Start of Extracted records
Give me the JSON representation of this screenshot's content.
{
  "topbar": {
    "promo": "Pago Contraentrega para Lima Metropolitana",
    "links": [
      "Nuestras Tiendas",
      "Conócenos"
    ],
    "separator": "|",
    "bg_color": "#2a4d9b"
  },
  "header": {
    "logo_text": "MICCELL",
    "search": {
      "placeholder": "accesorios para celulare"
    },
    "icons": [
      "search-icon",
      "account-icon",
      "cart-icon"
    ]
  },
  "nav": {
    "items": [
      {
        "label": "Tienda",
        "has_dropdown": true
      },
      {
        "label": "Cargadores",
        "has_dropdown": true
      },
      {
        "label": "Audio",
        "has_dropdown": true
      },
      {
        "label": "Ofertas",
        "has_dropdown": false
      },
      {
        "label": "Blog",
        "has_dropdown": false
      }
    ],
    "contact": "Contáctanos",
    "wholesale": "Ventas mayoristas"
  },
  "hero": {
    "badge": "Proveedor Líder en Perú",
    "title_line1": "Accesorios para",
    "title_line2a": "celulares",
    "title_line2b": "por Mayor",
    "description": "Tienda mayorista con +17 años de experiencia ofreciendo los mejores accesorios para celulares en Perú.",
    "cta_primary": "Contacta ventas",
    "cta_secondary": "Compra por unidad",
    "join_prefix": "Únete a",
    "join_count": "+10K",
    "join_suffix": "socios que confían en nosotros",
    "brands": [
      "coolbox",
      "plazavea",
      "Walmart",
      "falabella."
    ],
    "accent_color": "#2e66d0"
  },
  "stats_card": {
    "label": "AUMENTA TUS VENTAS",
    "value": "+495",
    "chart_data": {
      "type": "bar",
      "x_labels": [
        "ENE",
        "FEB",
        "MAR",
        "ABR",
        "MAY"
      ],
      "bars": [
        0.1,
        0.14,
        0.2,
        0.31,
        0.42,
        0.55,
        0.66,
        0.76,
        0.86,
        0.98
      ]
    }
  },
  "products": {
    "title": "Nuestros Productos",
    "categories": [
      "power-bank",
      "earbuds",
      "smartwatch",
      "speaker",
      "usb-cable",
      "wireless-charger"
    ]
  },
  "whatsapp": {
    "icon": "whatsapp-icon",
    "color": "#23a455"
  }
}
End of Extracted records
- Brief:
Above are the records. Identify each line that contains the word "celulares".

- Answer to the problem:
    "title_line2a": "celulares",
    "description": "Tienda mayorista con +17 años de experiencia ofreciendo los mejores accesorios para celulares en Perú.",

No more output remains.